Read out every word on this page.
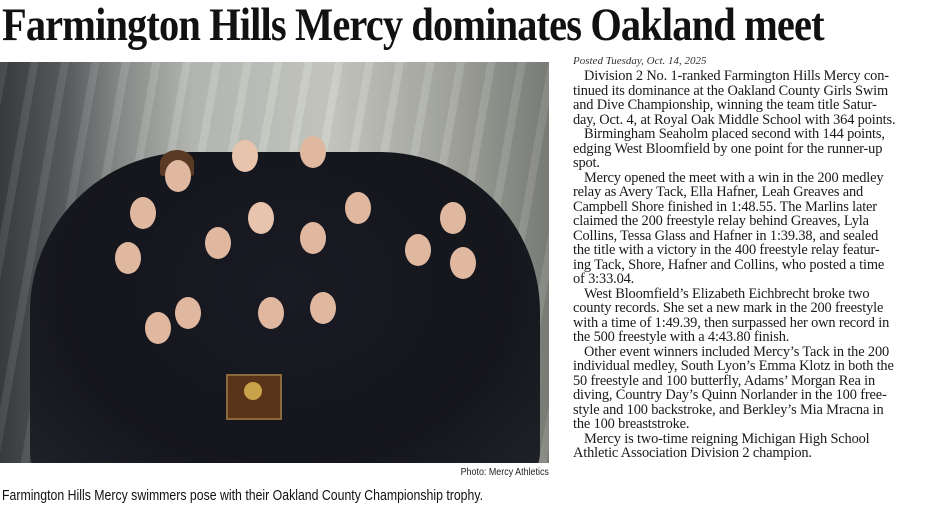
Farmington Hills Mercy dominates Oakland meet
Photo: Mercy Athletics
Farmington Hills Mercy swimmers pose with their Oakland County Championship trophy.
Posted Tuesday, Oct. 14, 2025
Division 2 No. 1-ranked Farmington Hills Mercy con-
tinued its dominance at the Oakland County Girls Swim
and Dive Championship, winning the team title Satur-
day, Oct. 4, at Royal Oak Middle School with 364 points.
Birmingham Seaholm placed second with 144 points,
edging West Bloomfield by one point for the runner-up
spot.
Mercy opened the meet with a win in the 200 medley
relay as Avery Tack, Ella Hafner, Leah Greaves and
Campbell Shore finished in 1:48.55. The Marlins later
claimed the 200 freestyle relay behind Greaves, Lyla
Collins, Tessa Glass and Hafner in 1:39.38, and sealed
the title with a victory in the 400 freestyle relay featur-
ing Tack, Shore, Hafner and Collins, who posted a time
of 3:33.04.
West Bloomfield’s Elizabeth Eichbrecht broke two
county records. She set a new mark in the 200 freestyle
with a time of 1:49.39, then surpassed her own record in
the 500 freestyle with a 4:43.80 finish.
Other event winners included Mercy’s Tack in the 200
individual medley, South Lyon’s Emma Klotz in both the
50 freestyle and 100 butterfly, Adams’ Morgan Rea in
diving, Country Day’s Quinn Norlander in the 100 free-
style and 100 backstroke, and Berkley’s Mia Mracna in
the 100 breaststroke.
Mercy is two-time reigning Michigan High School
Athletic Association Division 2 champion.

---

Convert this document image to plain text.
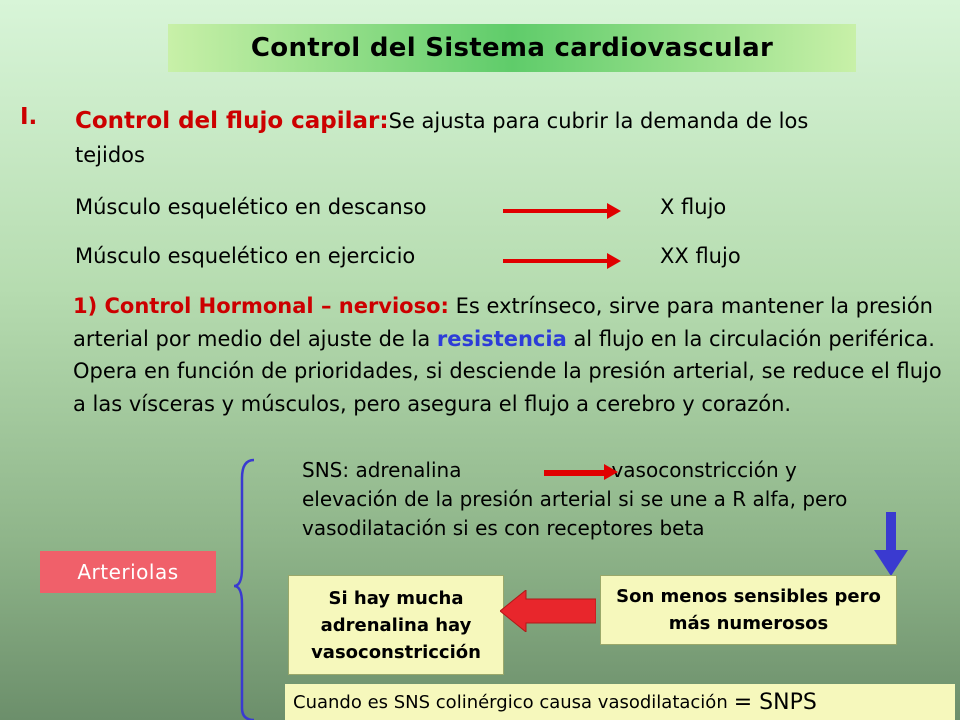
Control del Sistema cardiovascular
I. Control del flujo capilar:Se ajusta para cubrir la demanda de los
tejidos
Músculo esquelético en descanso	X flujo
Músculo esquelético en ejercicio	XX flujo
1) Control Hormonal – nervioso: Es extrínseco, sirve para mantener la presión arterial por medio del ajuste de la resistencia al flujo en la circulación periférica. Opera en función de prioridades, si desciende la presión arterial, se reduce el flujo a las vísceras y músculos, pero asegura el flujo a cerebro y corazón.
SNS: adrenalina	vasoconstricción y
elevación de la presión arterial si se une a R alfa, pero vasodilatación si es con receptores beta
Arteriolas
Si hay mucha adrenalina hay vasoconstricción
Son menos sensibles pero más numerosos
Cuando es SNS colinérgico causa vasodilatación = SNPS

▸ GOAL OF THE EXERCISE:
Using the records above, select and copy every line that has the word "Mercy".

▸ SOLUTION:
Farmington Hills Mercy dominates Oakland meet
Photo: Mercy Athletics
Farmington Hills Mercy swimmers pose with their Oakland County Championship trophy.
Division 2 No. 1-ranked Farmington Hills Mercy con-
Mercy opened the meet with a win in the 200 medley
Other event winners included Mercy’s Tack in the 200
Mercy is two-time reigning Michigan High School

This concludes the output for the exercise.